§ TASK DESCRIPTION: Say how many lines include "entry", with no words around the number.

Stored data:
■ ■ ■ ■
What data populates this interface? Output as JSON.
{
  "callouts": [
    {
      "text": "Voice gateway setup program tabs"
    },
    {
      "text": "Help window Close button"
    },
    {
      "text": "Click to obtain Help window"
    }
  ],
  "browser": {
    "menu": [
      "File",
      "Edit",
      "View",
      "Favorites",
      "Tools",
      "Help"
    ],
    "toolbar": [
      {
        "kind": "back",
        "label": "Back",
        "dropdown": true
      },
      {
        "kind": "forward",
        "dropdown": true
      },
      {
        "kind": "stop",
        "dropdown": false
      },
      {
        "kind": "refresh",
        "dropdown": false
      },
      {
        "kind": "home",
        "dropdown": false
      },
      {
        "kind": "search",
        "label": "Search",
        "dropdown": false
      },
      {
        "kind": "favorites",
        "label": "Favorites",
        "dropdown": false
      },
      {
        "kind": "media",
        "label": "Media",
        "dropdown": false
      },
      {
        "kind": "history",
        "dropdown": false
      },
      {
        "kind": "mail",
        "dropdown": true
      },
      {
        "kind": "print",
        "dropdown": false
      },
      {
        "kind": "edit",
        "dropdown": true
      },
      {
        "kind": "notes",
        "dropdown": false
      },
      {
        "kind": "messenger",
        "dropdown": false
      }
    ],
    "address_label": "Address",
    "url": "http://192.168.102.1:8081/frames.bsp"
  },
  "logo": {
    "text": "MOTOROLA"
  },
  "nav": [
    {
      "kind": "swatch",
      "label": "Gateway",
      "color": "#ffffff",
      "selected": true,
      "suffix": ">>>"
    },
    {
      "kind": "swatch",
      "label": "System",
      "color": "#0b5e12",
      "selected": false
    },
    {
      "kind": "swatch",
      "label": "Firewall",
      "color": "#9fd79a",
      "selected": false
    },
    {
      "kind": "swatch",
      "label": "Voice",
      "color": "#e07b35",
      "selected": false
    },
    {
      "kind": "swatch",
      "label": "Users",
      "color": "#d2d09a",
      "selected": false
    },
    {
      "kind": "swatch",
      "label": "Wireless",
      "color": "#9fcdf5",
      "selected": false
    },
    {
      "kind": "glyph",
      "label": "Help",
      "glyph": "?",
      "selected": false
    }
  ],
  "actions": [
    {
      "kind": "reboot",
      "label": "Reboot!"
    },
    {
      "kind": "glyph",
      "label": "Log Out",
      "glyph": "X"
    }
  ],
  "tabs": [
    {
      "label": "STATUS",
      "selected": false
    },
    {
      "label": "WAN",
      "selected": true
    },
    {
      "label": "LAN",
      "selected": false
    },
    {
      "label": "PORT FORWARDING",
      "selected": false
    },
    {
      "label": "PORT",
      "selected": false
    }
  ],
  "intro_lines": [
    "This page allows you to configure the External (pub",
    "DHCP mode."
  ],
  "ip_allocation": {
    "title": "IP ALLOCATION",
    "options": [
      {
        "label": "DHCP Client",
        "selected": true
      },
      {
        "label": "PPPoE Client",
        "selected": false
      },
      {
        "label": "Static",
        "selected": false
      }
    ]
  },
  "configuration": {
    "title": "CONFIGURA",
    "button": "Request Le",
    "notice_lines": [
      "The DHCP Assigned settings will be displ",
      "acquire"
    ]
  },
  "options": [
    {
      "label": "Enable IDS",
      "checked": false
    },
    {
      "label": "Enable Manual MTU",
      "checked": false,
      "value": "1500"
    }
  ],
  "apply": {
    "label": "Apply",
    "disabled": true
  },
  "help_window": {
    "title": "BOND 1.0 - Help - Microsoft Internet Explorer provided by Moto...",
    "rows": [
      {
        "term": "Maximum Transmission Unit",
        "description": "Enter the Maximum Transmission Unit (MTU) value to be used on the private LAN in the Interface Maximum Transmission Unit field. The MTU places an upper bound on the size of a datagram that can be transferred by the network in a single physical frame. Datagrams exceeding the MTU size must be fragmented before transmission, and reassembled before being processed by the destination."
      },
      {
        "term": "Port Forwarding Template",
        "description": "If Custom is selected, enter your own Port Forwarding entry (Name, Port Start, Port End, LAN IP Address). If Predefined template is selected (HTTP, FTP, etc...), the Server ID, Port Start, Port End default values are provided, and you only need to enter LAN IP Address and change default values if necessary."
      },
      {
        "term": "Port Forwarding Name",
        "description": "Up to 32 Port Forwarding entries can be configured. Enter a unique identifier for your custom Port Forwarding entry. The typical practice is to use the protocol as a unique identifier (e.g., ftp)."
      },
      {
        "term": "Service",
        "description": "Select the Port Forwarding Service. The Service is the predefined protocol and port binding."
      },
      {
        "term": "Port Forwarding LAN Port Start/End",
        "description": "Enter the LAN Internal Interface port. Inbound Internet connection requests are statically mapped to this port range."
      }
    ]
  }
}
■ ■ ■ ■
§ SOLVED EXERCISE: 2